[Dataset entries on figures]
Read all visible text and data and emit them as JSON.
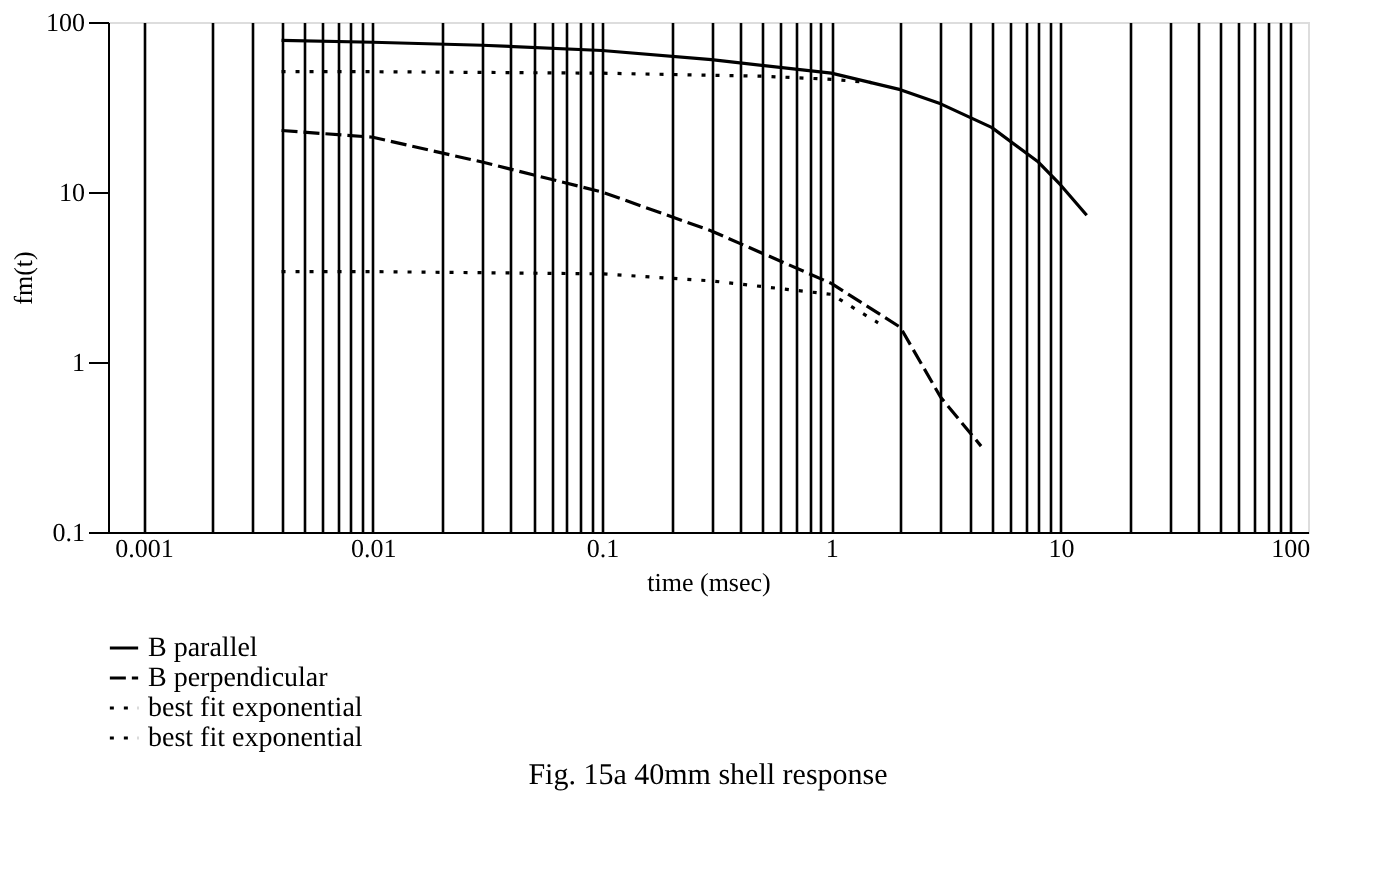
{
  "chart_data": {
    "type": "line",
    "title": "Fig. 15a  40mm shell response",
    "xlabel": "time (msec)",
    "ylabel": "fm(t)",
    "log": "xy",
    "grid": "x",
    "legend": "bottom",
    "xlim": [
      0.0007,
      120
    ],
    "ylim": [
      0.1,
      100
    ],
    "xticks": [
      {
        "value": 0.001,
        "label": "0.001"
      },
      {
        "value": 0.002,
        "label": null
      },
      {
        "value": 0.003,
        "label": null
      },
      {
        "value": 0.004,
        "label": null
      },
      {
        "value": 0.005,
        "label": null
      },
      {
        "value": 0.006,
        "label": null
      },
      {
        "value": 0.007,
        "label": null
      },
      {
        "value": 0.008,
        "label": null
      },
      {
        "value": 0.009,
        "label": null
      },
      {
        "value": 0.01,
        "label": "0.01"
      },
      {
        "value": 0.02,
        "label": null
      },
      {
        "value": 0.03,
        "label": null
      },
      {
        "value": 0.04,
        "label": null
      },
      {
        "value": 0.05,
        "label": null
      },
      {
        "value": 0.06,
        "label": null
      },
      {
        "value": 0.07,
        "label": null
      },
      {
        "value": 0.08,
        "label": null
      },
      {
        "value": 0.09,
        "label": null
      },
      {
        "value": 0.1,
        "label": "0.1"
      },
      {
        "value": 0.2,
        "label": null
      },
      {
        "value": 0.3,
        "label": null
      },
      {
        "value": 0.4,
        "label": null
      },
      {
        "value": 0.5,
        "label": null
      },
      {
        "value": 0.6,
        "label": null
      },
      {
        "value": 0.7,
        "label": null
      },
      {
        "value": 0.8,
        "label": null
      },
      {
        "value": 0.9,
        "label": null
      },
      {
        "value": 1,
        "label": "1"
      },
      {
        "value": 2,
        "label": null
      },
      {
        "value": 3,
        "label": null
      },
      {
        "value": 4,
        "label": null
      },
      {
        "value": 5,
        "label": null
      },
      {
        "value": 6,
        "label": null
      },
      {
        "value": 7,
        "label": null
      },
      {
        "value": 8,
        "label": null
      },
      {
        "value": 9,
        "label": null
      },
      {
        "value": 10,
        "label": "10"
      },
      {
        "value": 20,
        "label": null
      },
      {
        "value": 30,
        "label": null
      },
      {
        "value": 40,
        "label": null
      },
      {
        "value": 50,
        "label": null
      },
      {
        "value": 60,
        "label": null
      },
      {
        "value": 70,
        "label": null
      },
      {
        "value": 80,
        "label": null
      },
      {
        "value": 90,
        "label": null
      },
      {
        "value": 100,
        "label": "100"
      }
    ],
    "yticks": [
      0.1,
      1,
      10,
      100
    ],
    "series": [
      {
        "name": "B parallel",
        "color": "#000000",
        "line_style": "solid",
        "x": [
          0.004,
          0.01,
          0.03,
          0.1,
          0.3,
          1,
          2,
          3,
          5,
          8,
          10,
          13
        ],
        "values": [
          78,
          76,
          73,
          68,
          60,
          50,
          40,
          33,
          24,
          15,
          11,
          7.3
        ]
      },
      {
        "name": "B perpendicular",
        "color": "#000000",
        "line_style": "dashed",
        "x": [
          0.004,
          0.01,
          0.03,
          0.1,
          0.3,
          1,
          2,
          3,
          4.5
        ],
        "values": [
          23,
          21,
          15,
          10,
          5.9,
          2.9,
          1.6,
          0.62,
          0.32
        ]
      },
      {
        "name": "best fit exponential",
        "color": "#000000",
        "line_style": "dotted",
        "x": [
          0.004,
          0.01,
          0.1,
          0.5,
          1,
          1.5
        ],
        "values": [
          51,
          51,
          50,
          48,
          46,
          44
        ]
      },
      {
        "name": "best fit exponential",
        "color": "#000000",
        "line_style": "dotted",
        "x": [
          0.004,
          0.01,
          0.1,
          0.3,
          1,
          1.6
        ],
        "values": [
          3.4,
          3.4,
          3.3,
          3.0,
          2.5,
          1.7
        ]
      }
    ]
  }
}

» **DIRECTIONS**: Repeat each entry exactly as given; no pictures belong in the copy.

» **SOLVED PROBLEM**:
Read all visible text and data and emit them as JSON.
{
  "chart_data": {
    "type": "line",
    "title": "Fig. 15a  40mm shell response",
    "xlabel": "time (msec)",
    "ylabel": "fm(t)",
    "log": "xy",
    "grid": "x",
    "legend": "bottom",
    "xlim": [
      0.0007,
      120
    ],
    "ylim": [
      0.1,
      100
    ],
    "xticks": [
      {
        "value": 0.001,
        "label": "0.001"
      },
      {
        "value": 0.002,
        "label": null
      },
      {
        "value": 0.003,
        "label": null
      },
      {
        "value": 0.004,
        "label": null
      },
      {
        "value": 0.005,
        "label": null
      },
      {
        "value": 0.006,
        "label": null
      },
      {
        "value": 0.007,
        "label": null
      },
      {
        "value": 0.008,
        "label": null
      },
      {
        "value": 0.009,
        "label": null
      },
      {
        "value": 0.01,
        "label": "0.01"
      },
      {
        "value": 0.02,
        "label": null
      },
      {
        "value": 0.03,
        "label": null
      },
      {
        "value": 0.04,
        "label": null
      },
      {
        "value": 0.05,
        "label": null
      },
      {
        "value": 0.06,
        "label": null
      },
      {
        "value": 0.07,
        "label": null
      },
      {
        "value": 0.08,
        "label": null
      },
      {
        "value": 0.09,
        "label": null
      },
      {
        "value": 0.1,
        "label": "0.1"
      },
      {
        "value": 0.2,
        "label": null
      },
      {
        "value": 0.3,
        "label": null
      },
      {
        "value": 0.4,
        "label": null
      },
      {
        "value": 0.5,
        "label": null
      },
      {
        "value": 0.6,
        "label": null
      },
      {
        "value": 0.7,
        "label": null
      },
      {
        "value": 0.8,
        "label": null
      },
      {
        "value": 0.9,
        "label": null
      },
      {
        "value": 1,
        "label": "1"
      },
      {
        "value": 2,
        "label": null
      },
      {
        "value": 3,
        "label": null
      },
      {
        "value": 4,
        "label": null
      },
      {
        "value": 5,
        "label": null
      },
      {
        "value": 6,
        "label": null
      },
      {
        "value": 7,
        "label": null
      },
      {
        "value": 8,
        "label": null
      },
      {
        "value": 9,
        "label": null
      },
      {
        "value": 10,
        "label": "10"
      },
      {
        "value": 20,
        "label": null
      },
      {
        "value": 30,
        "label": null
      },
      {
        "value": 40,
        "label": null
      },
      {
        "value": 50,
        "label": null
      },
      {
        "value": 60,
        "label": null
      },
      {
        "value": 70,
        "label": null
      },
      {
        "value": 80,
        "label": null
      },
      {
        "value": 90,
        "label": null
      },
      {
        "value": 100,
        "label": "100"
      }
    ],
    "yticks": [
      0.1,
      1,
      10,
      100
    ],
    "series": [
      {
        "name": "B parallel",
        "color": "#000000",
        "line_style": "solid",
        "x": [
          0.004,
          0.01,
          0.03,
          0.1,
          0.3,
          1,
          2,
          3,
          5,
          8,
          10,
          13
        ],
        "values": [
          78,
          76,
          73,
          68,
          60,
          50,
          40,
          33,
          24,
          15,
          11,
          7.3
        ]
      },
      {
        "name": "B perpendicular",
        "color": "#000000",
        "line_style": "dashed",
        "x": [
          0.004,
          0.01,
          0.03,
          0.1,
          0.3,
          1,
          2,
          3,
          4.5
        ],
        "values": [
          23,
          21,
          15,
          10,
          5.9,
          2.9,
          1.6,
          0.62,
          0.32
        ]
      },
      {
        "name": "best fit exponential",
        "color": "#000000",
        "line_style": "dotted",
        "x": [
          0.004,
          0.01,
          0.1,
          0.5,
          1,
          1.5
        ],
        "values": [
          51,
          51,
          50,
          48,
          46,
          44
        ]
      },
      {
        "name": "best fit exponential",
        "color": "#000000",
        "line_style": "dotted",
        "x": [
          0.004,
          0.01,
          0.1,
          0.3,
          1,
          1.6
        ],
        "values": [
          3.4,
          3.4,
          3.3,
          3.0,
          2.5,
          1.7
        ]
      }
    ]
  }
}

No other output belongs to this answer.